--- Exercise prompt ---
Each line below should be quoted exactly, please.

--- Recorded data ---
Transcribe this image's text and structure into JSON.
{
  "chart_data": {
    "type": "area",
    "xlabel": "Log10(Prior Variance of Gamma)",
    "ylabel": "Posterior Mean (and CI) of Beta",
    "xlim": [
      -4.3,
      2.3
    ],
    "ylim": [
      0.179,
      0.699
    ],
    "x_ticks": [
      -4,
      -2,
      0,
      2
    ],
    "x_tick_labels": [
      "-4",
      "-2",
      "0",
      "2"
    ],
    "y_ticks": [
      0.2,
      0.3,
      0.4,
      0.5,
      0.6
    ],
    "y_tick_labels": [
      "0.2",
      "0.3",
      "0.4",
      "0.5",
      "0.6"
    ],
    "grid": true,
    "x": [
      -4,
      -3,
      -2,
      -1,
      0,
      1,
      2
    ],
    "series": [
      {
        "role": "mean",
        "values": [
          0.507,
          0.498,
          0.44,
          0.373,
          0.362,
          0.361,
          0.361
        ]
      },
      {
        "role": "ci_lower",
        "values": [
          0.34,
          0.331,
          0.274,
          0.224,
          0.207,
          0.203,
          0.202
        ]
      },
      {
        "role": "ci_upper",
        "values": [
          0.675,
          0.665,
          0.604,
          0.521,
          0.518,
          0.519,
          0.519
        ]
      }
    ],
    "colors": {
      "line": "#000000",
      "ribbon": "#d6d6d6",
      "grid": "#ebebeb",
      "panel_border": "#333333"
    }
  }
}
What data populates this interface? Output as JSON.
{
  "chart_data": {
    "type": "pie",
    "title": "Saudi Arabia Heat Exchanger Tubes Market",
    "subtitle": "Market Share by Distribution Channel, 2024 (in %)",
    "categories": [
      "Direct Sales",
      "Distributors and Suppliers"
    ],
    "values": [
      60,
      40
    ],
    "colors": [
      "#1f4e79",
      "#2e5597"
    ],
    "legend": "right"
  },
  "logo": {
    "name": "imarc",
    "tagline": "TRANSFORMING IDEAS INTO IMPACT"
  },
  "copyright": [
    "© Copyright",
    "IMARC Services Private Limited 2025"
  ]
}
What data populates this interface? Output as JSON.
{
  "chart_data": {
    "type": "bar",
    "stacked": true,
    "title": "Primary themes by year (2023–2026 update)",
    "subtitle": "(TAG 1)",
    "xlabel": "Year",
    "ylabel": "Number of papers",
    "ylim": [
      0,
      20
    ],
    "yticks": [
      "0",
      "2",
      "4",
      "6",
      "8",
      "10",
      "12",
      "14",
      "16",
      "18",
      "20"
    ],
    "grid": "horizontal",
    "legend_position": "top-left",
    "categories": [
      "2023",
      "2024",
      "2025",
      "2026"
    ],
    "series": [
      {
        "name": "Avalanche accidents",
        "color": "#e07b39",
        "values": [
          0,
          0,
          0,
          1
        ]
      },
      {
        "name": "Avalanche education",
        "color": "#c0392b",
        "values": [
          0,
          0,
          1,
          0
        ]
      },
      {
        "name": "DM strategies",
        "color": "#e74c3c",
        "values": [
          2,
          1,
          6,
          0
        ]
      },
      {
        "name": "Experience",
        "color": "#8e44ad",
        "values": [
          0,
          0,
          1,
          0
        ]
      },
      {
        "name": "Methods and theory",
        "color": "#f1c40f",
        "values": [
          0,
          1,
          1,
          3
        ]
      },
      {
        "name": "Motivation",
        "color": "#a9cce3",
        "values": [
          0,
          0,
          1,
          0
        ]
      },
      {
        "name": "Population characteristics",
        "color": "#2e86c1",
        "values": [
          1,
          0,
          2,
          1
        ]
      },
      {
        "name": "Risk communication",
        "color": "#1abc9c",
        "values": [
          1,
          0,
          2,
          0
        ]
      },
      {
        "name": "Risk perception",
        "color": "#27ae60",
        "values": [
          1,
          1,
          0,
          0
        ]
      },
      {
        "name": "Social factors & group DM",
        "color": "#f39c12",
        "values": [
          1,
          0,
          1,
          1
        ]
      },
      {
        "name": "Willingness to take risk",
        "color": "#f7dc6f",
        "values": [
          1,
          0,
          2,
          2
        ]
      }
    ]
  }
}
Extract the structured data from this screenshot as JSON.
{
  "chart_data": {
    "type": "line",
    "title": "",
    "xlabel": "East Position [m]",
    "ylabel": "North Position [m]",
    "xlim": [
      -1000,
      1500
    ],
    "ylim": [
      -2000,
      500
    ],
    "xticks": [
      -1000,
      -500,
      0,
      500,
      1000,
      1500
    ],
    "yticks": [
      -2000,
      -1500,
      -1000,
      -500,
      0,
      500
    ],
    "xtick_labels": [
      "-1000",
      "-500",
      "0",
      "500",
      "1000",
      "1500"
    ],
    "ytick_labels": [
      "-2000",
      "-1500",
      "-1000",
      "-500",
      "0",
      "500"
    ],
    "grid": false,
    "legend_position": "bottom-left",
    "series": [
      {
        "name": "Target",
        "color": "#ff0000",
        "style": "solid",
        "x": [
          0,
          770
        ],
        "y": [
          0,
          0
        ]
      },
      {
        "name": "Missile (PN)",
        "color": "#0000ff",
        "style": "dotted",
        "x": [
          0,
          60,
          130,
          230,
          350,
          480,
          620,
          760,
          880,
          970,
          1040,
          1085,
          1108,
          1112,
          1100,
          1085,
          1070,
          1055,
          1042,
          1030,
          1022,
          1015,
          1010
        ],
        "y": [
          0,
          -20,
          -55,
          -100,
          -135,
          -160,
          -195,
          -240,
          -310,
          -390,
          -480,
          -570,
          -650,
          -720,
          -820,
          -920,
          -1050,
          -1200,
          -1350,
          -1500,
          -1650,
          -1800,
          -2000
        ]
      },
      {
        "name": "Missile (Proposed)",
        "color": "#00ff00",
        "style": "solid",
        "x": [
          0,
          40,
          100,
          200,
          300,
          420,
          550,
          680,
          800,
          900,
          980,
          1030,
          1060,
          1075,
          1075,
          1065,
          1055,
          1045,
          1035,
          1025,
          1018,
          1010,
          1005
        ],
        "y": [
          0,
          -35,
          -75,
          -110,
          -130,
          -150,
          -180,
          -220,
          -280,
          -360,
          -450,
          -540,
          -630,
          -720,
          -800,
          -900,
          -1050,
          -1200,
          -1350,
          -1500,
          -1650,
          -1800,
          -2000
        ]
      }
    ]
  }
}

--- Answer in full ---
Transcribe this image's text and structure into JSON.
{
  "chart_data": {
    "type": "area",
    "xlabel": "Log10(Prior Variance of Gamma)",
    "ylabel": "Posterior Mean (and CI) of Beta",
    "xlim": [
      -4.3,
      2.3
    ],
    "ylim": [
      0.179,
      0.699
    ],
    "x_ticks": [
      -4,
      -2,
      0,
      2
    ],
    "x_tick_labels": [
      "-4",
      "-2",
      "0",
      "2"
    ],
    "y_ticks": [
      0.2,
      0.3,
      0.4,
      0.5,
      0.6
    ],
    "y_tick_labels": [
      "0.2",
      "0.3",
      "0.4",
      "0.5",
      "0.6"
    ],
    "grid": true,
    "x": [
      -4,
      -3,
      -2,
      -1,
      0,
      1,
      2
    ],
    "series": [
      {
        "role": "mean",
        "values": [
          0.507,
          0.498,
          0.44,
          0.373,
          0.362,
          0.361,
          0.361
        ]
      },
      {
        "role": "ci_lower",
        "values": [
          0.34,
          0.331,
          0.274,
          0.224,
          0.207,
          0.203,
          0.202
        ]
      },
      {
        "role": "ci_upper",
        "values": [
          0.675,
          0.665,
          0.604,
          0.521,
          0.518,
          0.519,
          0.519
        ]
      }
    ],
    "colors": {
      "line": "#000000",
      "ribbon": "#d6d6d6",
      "grid": "#ebebeb",
      "panel_border": "#333333"
    }
  }
}
What data populates this interface? Output as JSON.
{
  "chart_data": {
    "type": "pie",
    "title": "Saudi Arabia Heat Exchanger Tubes Market",
    "subtitle": "Market Share by Distribution Channel, 2024 (in %)",
    "categories": [
      "Direct Sales",
      "Distributors and Suppliers"
    ],
    "values": [
      60,
      40
    ],
    "colors": [
      "#1f4e79",
      "#2e5597"
    ],
    "legend": "right"
  },
  "logo": {
    "name": "imarc",
    "tagline": "TRANSFORMING IDEAS INTO IMPACT"
  },
  "copyright": [
    "© Copyright",
    "IMARC Services Private Limited 2025"
  ]
}
What data populates this interface? Output as JSON.
{
  "chart_data": {
    "type": "bar",
    "stacked": true,
    "title": "Primary themes by year (2023–2026 update)",
    "subtitle": "(TAG 1)",
    "xlabel": "Year",
    "ylabel": "Number of papers",
    "ylim": [
      0,
      20
    ],
    "yticks": [
      "0",
      "2",
      "4",
      "6",
      "8",
      "10",
      "12",
      "14",
      "16",
      "18",
      "20"
    ],
    "grid": "horizontal",
    "legend_position": "top-left",
    "categories": [
      "2023",
      "2024",
      "2025",
      "2026"
    ],
    "series": [
      {
        "name": "Avalanche accidents",
        "color": "#e07b39",
        "values": [
          0,
          0,
          0,
          1
        ]
      },
      {
        "name": "Avalanche education",
        "color": "#c0392b",
        "values": [
          0,
          0,
          1,
          0
        ]
      },
      {
        "name": "DM strategies",
        "color": "#e74c3c",
        "values": [
          2,
          1,
          6,
          0
        ]
      },
      {
        "name": "Experience",
        "color": "#8e44ad",
        "values": [
          0,
          0,
          1,
          0
        ]
      },
      {
        "name": "Methods and theory",
        "color": "#f1c40f",
        "values": [
          0,
          1,
          1,
          3
        ]
      },
      {
        "name": "Motivation",
        "color": "#a9cce3",
        "values": [
          0,
          0,
          1,
          0
        ]
      },
      {
        "name": "Population characteristics",
        "color": "#2e86c1",
        "values": [
          1,
          0,
          2,
          1
        ]
      },
      {
        "name": "Risk communication",
        "color": "#1abc9c",
        "values": [
          1,
          0,
          2,
          0
        ]
      },
      {
        "name": "Risk perception",
        "color": "#27ae60",
        "values": [
          1,
          1,
          0,
          0
        ]
      },
      {
        "name": "Social factors & group DM",
        "color": "#f39c12",
        "values": [
          1,
          0,
          1,
          1
        ]
      },
      {
        "name": "Willingness to take risk",
        "color": "#f7dc6f",
        "values": [
          1,
          0,
          2,
          2
        ]
      }
    ]
  }
}
Extract the structured data from this screenshot as JSON.
{
  "chart_data": {
    "type": "line",
    "title": "",
    "xlabel": "East Position [m]",
    "ylabel": "North Position [m]",
    "xlim": [
      -1000,
      1500
    ],
    "ylim": [
      -2000,
      500
    ],
    "xticks": [
      -1000,
      -500,
      0,
      500,
      1000,
      1500
    ],
    "yticks": [
      -2000,
      -1500,
      -1000,
      -500,
      0,
      500
    ],
    "xtick_labels": [
      "-1000",
      "-500",
      "0",
      "500",
      "1000",
      "1500"
    ],
    "ytick_labels": [
      "-2000",
      "-1500",
      "-1000",
      "-500",
      "0",
      "500"
    ],
    "grid": false,
    "legend_position": "bottom-left",
    "series": [
      {
        "name": "Target",
        "color": "#ff0000",
        "style": "solid",
        "x": [
          0,
          770
        ],
        "y": [
          0,
          0
        ]
      },
      {
        "name": "Missile (PN)",
        "color": "#0000ff",
        "style": "dotted",
        "x": [
          0,
          60,
          130,
          230,
          350,
          480,
          620,
          760,
          880,
          970,
          1040,
          1085,
          1108,
          1112,
          1100,
          1085,
          1070,
          1055,
          1042,
          1030,
          1022,
          1015,
          1010
        ],
        "y": [
          0,
          -20,
          -55,
          -100,
          -135,
          -160,
          -195,
          -240,
          -310,
          -390,
          -480,
          -570,
          -650,
          -720,
          -820,
          -920,
          -1050,
          -1200,
          -1350,
          -1500,
          -1650,
          -1800,
          -2000
        ]
      },
      {
        "name": "Missile (Proposed)",
        "color": "#00ff00",
        "style": "solid",
        "x": [
          0,
          40,
          100,
          200,
          300,
          420,
          550,
          680,
          800,
          900,
          980,
          1030,
          1060,
          1075,
          1075,
          1065,
          1055,
          1045,
          1035,
          1025,
          1018,
          1010,
          1005
        ],
        "y": [
          0,
          -35,
          -75,
          -110,
          -130,
          -150,
          -180,
          -220,
          -280,
          -360,
          -450,
          -540,
          -630,
          -720,
          -800,
          -900,
          -1050,
          -1200,
          -1350,
          -1500,
          -1650,
          -1800,
          -2000
        ]
      }
    ]
  }
}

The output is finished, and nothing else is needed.